• [Exercise]: Return the records that follow, matching each one exactly.

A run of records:
= = = = = = =
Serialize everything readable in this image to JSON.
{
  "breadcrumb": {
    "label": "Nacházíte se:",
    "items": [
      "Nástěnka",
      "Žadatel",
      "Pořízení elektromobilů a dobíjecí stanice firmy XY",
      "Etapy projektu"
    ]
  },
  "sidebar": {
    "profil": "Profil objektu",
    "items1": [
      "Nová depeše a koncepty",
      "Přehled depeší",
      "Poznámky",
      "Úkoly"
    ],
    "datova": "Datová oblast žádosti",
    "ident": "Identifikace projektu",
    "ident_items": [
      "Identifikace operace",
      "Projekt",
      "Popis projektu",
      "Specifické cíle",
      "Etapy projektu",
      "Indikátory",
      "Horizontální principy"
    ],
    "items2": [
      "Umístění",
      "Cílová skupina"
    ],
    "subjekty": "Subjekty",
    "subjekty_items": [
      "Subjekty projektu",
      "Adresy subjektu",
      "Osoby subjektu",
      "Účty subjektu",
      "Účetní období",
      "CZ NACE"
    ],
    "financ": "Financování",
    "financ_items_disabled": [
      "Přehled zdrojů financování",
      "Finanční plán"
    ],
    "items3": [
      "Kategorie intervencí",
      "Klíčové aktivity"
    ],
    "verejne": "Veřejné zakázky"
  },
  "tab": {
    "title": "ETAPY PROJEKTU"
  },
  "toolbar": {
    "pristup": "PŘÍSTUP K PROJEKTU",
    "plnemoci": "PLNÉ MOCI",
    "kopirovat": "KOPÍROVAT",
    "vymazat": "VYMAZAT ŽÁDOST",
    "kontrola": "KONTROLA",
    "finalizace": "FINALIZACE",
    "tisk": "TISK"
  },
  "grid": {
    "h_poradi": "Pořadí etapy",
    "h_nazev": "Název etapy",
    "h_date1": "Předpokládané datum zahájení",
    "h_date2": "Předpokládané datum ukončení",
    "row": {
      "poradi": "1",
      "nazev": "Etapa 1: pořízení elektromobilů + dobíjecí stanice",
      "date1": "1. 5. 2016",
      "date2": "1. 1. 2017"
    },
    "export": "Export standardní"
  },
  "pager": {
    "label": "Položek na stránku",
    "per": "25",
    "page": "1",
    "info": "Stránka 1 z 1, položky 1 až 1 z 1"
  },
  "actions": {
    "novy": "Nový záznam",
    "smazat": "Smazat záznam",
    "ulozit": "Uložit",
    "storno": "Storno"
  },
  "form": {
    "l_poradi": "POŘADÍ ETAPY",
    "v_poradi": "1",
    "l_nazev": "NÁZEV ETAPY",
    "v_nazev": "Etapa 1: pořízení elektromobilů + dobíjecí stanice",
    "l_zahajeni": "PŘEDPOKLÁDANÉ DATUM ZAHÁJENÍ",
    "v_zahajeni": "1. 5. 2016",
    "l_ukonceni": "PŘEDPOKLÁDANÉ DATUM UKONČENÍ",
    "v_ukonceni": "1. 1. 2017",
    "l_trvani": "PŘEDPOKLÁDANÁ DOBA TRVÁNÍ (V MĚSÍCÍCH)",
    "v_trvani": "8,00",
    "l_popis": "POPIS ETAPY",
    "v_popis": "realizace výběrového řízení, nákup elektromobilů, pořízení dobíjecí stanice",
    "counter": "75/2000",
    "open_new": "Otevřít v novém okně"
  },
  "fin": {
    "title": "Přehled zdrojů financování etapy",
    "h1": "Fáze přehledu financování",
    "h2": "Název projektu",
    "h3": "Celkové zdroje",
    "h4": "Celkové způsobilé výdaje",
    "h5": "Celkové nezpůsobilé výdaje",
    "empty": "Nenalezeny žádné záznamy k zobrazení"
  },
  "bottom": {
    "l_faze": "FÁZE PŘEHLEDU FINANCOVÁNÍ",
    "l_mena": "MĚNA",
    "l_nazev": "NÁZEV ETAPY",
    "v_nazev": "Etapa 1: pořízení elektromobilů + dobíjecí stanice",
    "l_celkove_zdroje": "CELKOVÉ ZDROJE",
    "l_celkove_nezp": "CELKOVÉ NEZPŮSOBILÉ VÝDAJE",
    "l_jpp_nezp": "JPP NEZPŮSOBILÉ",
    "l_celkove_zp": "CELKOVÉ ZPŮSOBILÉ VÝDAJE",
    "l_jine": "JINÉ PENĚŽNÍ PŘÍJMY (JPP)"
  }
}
= = = = = = =
• [Worked solution]:
Serialize everything readable in this image to JSON.
{
  "breadcrumb": {
    "label": "Nacházíte se:",
    "items": [
      "Nástěnka",
      "Žadatel",
      "Pořízení elektromobilů a dobíjecí stanice firmy XY",
      "Etapy projektu"
    ]
  },
  "sidebar": {
    "profil": "Profil objektu",
    "items1": [
      "Nová depeše a koncepty",
      "Přehled depeší",
      "Poznámky",
      "Úkoly"
    ],
    "datova": "Datová oblast žádosti",
    "ident": "Identifikace projektu",
    "ident_items": [
      "Identifikace operace",
      "Projekt",
      "Popis projektu",
      "Specifické cíle",
      "Etapy projektu",
      "Indikátory",
      "Horizontální principy"
    ],
    "items2": [
      "Umístění",
      "Cílová skupina"
    ],
    "subjekty": "Subjekty",
    "subjekty_items": [
      "Subjekty projektu",
      "Adresy subjektu",
      "Osoby subjektu",
      "Účty subjektu",
      "Účetní období",
      "CZ NACE"
    ],
    "financ": "Financování",
    "financ_items_disabled": [
      "Přehled zdrojů financování",
      "Finanční plán"
    ],
    "items3": [
      "Kategorie intervencí",
      "Klíčové aktivity"
    ],
    "verejne": "Veřejné zakázky"
  },
  "tab": {
    "title": "ETAPY PROJEKTU"
  },
  "toolbar": {
    "pristup": "PŘÍSTUP K PROJEKTU",
    "plnemoci": "PLNÉ MOCI",
    "kopirovat": "KOPÍROVAT",
    "vymazat": "VYMAZAT ŽÁDOST",
    "kontrola": "KONTROLA",
    "finalizace": "FINALIZACE",
    "tisk": "TISK"
  },
  "grid": {
    "h_poradi": "Pořadí etapy",
    "h_nazev": "Název etapy",
    "h_date1": "Předpokládané datum zahájení",
    "h_date2": "Předpokládané datum ukončení",
    "row": {
      "poradi": "1",
      "nazev": "Etapa 1: pořízení elektromobilů + dobíjecí stanice",
      "date1": "1. 5. 2016",
      "date2": "1. 1. 2017"
    },
    "export": "Export standardní"
  },
  "pager": {
    "label": "Položek na stránku",
    "per": "25",
    "page": "1",
    "info": "Stránka 1 z 1, položky 1 až 1 z 1"
  },
  "actions": {
    "novy": "Nový záznam",
    "smazat": "Smazat záznam",
    "ulozit": "Uložit",
    "storno": "Storno"
  },
  "form": {
    "l_poradi": "POŘADÍ ETAPY",
    "v_poradi": "1",
    "l_nazev": "NÁZEV ETAPY",
    "v_nazev": "Etapa 1: pořízení elektromobilů + dobíjecí stanice",
    "l_zahajeni": "PŘEDPOKLÁDANÉ DATUM ZAHÁJENÍ",
    "v_zahajeni": "1. 5. 2016",
    "l_ukonceni": "PŘEDPOKLÁDANÉ DATUM UKONČENÍ",
    "v_ukonceni": "1. 1. 2017",
    "l_trvani": "PŘEDPOKLÁDANÁ DOBA TRVÁNÍ (V MĚSÍCÍCH)",
    "v_trvani": "8,00",
    "l_popis": "POPIS ETAPY",
    "v_popis": "realizace výběrového řízení, nákup elektromobilů, pořízení dobíjecí stanice",
    "counter": "75/2000",
    "open_new": "Otevřít v novém okně"
  },
  "fin": {
    "title": "Přehled zdrojů financování etapy",
    "h1": "Fáze přehledu financování",
    "h2": "Název projektu",
    "h3": "Celkové zdroje",
    "h4": "Celkové způsobilé výdaje",
    "h5": "Celkové nezpůsobilé výdaje",
    "empty": "Nenalezeny žádné záznamy k zobrazení"
  },
  "bottom": {
    "l_faze": "FÁZE PŘEHLEDU FINANCOVÁNÍ",
    "l_mena": "MĚNA",
    "l_nazev": "NÁZEV ETAPY",
    "v_nazev": "Etapa 1: pořízení elektromobilů + dobíjecí stanice",
    "l_celkove_zdroje": "CELKOVÉ ZDROJE",
    "l_celkove_nezp": "CELKOVÉ NEZPŮSOBILÉ VÝDAJE",
    "l_jpp_nezp": "JPP NEZPŮSOBILÉ",
    "l_celkove_zp": "CELKOVÉ ZPŮSOBILÉ VÝDAJE",
    "l_jine": "JINÉ PENĚŽNÍ PŘÍJMY (JPP)"
  }
}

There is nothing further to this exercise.